**To do:** Copy out all of the lines below without changing them, and leave the pictures out of your copy.

Annotated element entries:
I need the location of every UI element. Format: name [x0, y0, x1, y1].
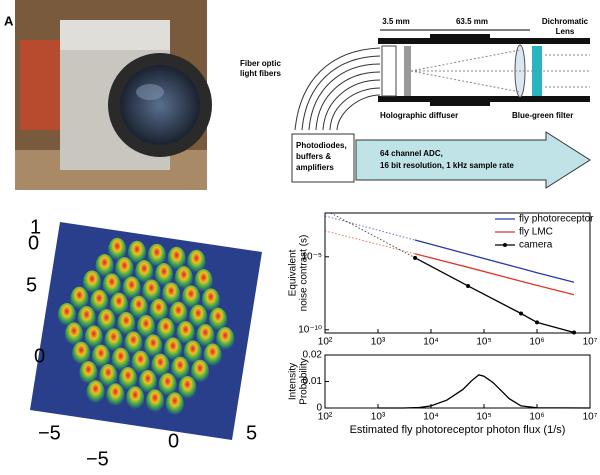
label: light fibers [240, 69, 281, 78]
x-tick-label: 10⁵ [476, 412, 491, 423]
legend-label: fly photoreceptor [519, 214, 594, 225]
series-line [415, 258, 574, 333]
y-tick-label: 10⁻¹⁰ [298, 324, 322, 335]
series-line [378, 375, 590, 408]
label: Holographic diffuser [380, 111, 458, 120]
x-tick-label: 10⁶ [529, 412, 544, 423]
label: buffers & [296, 152, 331, 161]
tick-label: −5 [86, 448, 109, 470]
label: Dichromatic [542, 17, 589, 26]
tick-label: −5 [38, 422, 61, 444]
surface-bump [87, 380, 105, 404]
label: Photodiodes, [296, 141, 347, 150]
optics-diagram: 3.5 mm 63.5 mm Dichromatic Lens Fiber op… [240, 17, 590, 188]
x-tick-label: 10³ [371, 412, 386, 423]
point [535, 320, 539, 324]
y-axis-label: Probability [299, 358, 310, 405]
legend-label: fly LMC [519, 227, 553, 238]
extrapolation [325, 231, 415, 254]
point [466, 284, 470, 288]
tick-label: 0 [28, 232, 39, 254]
y-tick-label: 0 [316, 403, 322, 414]
tick-label: 5 [246, 422, 257, 444]
x-tick-label: 10⁷ [583, 412, 598, 423]
label: 64 channel ADC, [380, 149, 443, 158]
label: amplifiers [296, 163, 334, 172]
x-tick-label: 10³ [371, 337, 386, 348]
legend-marker [503, 243, 507, 247]
surface-bump [166, 392, 184, 416]
tick-label: 5 [26, 274, 37, 296]
point [572, 330, 576, 334]
series-line [415, 254, 574, 295]
x-tick-label: 10⁶ [529, 337, 544, 348]
figure: A 3.5 mm 63.5 mm Dichromatic Lens Fiber … [0, 0, 600, 470]
label: Lens [556, 27, 575, 36]
x-axis-label: Estimated fly photoreceptor photon flux … [350, 424, 566, 436]
label: Fiber optic [240, 59, 281, 68]
x-tick-label: 10⁴ [423, 337, 438, 348]
y-axis-label: Intensity [288, 363, 299, 400]
dimension: 63.5 mm [456, 17, 488, 26]
surface-bump [106, 383, 124, 407]
x-tick-label: 10⁴ [423, 412, 438, 423]
y-axis-label: Equivalent [288, 249, 299, 296]
surface-plot [30, 222, 262, 440]
x-tick-label: 10² [318, 337, 333, 348]
point [413, 256, 417, 260]
panel-label: A [4, 13, 14, 28]
legend-label: camera [519, 240, 553, 251]
surface-bump [126, 386, 144, 410]
dimension: 3.5 mm [382, 17, 410, 26]
plot-frame [325, 355, 590, 408]
x-tick-label: 10⁷ [583, 337, 598, 348]
x-tick-label: 10⁵ [476, 337, 491, 348]
tick-label: 0 [168, 430, 179, 452]
y-axis-label: noise contrast (s) [299, 235, 310, 312]
tick-label: 0 [34, 345, 45, 367]
point [519, 312, 523, 316]
label: 16 bit resolution, 1 kHz sample rate [380, 161, 514, 170]
label: Blue-green filter [512, 111, 573, 120]
surface-bump [146, 389, 164, 413]
extrapolation [325, 216, 415, 240]
camera-photo [15, 0, 212, 190]
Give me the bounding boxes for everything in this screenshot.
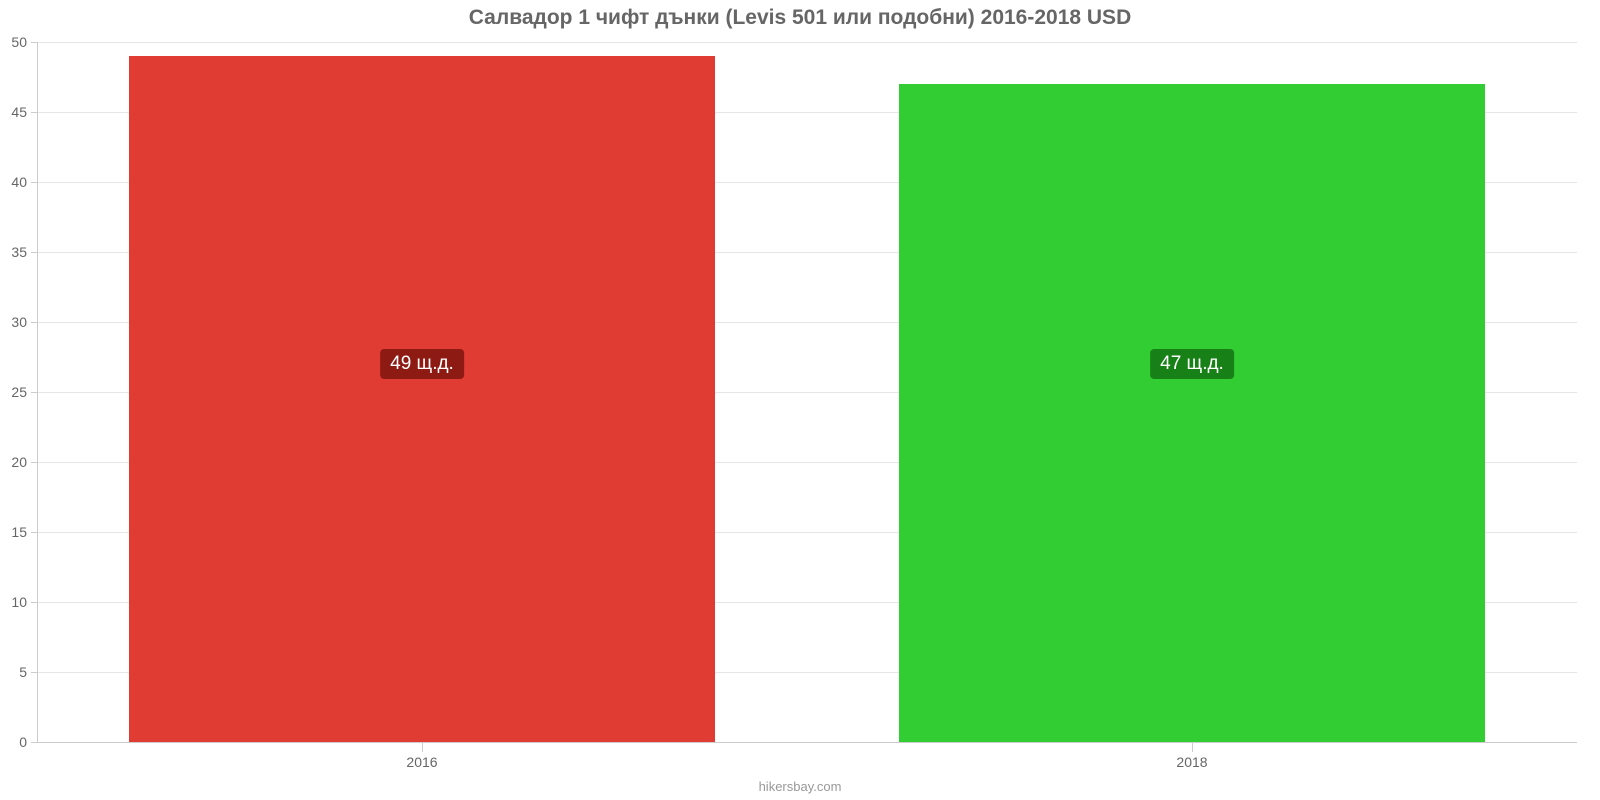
ytick-label: 15	[11, 524, 37, 540]
chart-title: Салвадор 1 чифт дънки (Levis 501 или под…	[0, 6, 1600, 30]
ytick-label: 45	[11, 104, 37, 120]
plot-area: 05101520253035404550201649 щ.д.201847 щ.…	[37, 42, 1577, 742]
ytick-label: 5	[19, 664, 37, 680]
bar	[129, 56, 714, 742]
ytick-label: 20	[11, 454, 37, 470]
bar-value-label: 47 щ.д.	[1150, 349, 1234, 379]
ytick-label: 50	[11, 34, 37, 50]
ytick-label: 25	[11, 384, 37, 400]
xtick-label: 2016	[406, 742, 437, 770]
bar	[899, 84, 1484, 742]
ytick-label: 10	[11, 594, 37, 610]
ytick-label: 40	[11, 174, 37, 190]
credits-text: hikersbay.com	[0, 779, 1600, 794]
gridline	[37, 42, 1577, 43]
ytick-label: 35	[11, 244, 37, 260]
bar-value-label: 49 щ.д.	[380, 349, 464, 379]
x-axis-line	[37, 742, 1577, 743]
ytick-label: 30	[11, 314, 37, 330]
ytick-label: 0	[19, 734, 37, 750]
y-axis-line	[37, 42, 38, 742]
xtick-label: 2018	[1176, 742, 1207, 770]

**The output:**
I need the location of every UI element. Format: name [x0, y0, x1, y1].
label: light fibers [240, 69, 281, 78]
x-tick-label: 10⁵ [476, 412, 491, 423]
legend-label: fly photoreceptor [519, 214, 594, 225]
series-line [415, 258, 574, 333]
y-tick-label: 10⁻¹⁰ [298, 324, 322, 335]
series-line [378, 375, 590, 408]
label: Holographic diffuser [380, 111, 458, 120]
x-tick-label: 10⁶ [529, 412, 544, 423]
label: buffers & [296, 152, 331, 161]
tick-label: −5 [86, 448, 109, 470]
label: Dichromatic [542, 17, 589, 26]
tick-label: −5 [38, 422, 61, 444]
surface-bump [87, 380, 105, 404]
label: Photodiodes, [296, 141, 347, 150]
optics-diagram: 3.5 mm 63.5 mm Dichromatic Lens Fiber op… [240, 17, 590, 188]
x-tick-label: 10³ [371, 412, 386, 423]
point [535, 320, 539, 324]
y-axis-label: Probability [299, 358, 310, 405]
legend-label: fly LMC [519, 227, 553, 238]
extrapolation [325, 231, 415, 254]
point [466, 284, 470, 288]
tick-label: 0 [28, 232, 39, 254]
y-tick-label: 0 [316, 403, 322, 414]
tick-label: 5 [246, 422, 257, 444]
x-tick-label: 10⁷ [583, 412, 598, 423]
label: 64 channel ADC, [380, 149, 443, 158]
label: amplifiers [296, 163, 334, 172]
x-tick-label: 10³ [371, 337, 386, 348]
legend-marker [503, 243, 507, 247]
surface-bump [166, 392, 184, 416]
tick-label: 5 [26, 274, 37, 296]
point [572, 330, 576, 334]
series-line [415, 254, 574, 295]
x-tick-label: 10⁶ [529, 337, 544, 348]
figure: A 3.5 mm 63.5 mm Dichromatic Lens Fiber … [0, 0, 600, 470]
label: Lens [556, 27, 575, 36]
x-axis-label: Estimated fly photoreceptor photon flux … [350, 424, 566, 436]
label: Fiber optic [240, 59, 281, 68]
x-tick-label: 10⁴ [423, 337, 438, 348]
y-axis-label: Intensity [288, 363, 299, 400]
dimension: 63.5 mm [456, 17, 488, 26]
surface-bump [106, 383, 124, 407]
x-tick-label: 10⁴ [423, 412, 438, 423]
y-axis-label: Equivalent [288, 249, 299, 296]
surface-plot [30, 222, 262, 440]
x-tick-label: 10² [318, 337, 333, 348]
point [413, 256, 417, 260]
panel-label: A [4, 13, 14, 28]
legend-label: camera [519, 240, 553, 251]
surface-bump [126, 386, 144, 410]
dimension: 3.5 mm [382, 17, 410, 26]
plot-frame [325, 355, 590, 408]
x-tick-label: 10⁷ [583, 337, 598, 348]
x-tick-label: 10⁵ [476, 337, 491, 348]
tick-label: 0 [168, 430, 179, 452]
y-axis-label: noise contrast (s) [299, 235, 310, 312]
tick-label: 0 [34, 345, 45, 367]
point [519, 312, 523, 316]
label: 16 bit resolution, 1 kHz sample rate [380, 161, 514, 170]
label: Blue-green filter [512, 111, 573, 120]
surface-bump [146, 389, 164, 413]
extrapolation [325, 216, 415, 240]
camera-photo [15, 0, 212, 190]
Give me the bounding boxes for everything in this screenshot.
ytick-label: 15	[11, 524, 37, 540]
chart-title: Салвадор 1 чифт дънки (Levis 501 или под…	[0, 6, 1600, 30]
ytick-label: 45	[11, 104, 37, 120]
plot-area: 05101520253035404550201649 щ.д.201847 щ.…	[37, 42, 1577, 742]
ytick-label: 5	[19, 664, 37, 680]
bar	[129, 56, 714, 742]
ytick-label: 20	[11, 454, 37, 470]
bar-value-label: 47 щ.д.	[1150, 349, 1234, 379]
ytick-label: 50	[11, 34, 37, 50]
ytick-label: 25	[11, 384, 37, 400]
xtick-label: 2016	[406, 742, 437, 770]
bar	[899, 84, 1484, 742]
ytick-label: 10	[11, 594, 37, 610]
ytick-label: 40	[11, 174, 37, 190]
credits-text: hikersbay.com	[0, 779, 1600, 794]
gridline	[37, 42, 1577, 43]
ytick-label: 35	[11, 244, 37, 260]
bar-value-label: 49 щ.д.	[380, 349, 464, 379]
x-axis-line	[37, 742, 1577, 743]
ytick-label: 30	[11, 314, 37, 330]
ytick-label: 0	[19, 734, 37, 750]
y-axis-line	[37, 42, 38, 742]
xtick-label: 2018	[1176, 742, 1207, 770]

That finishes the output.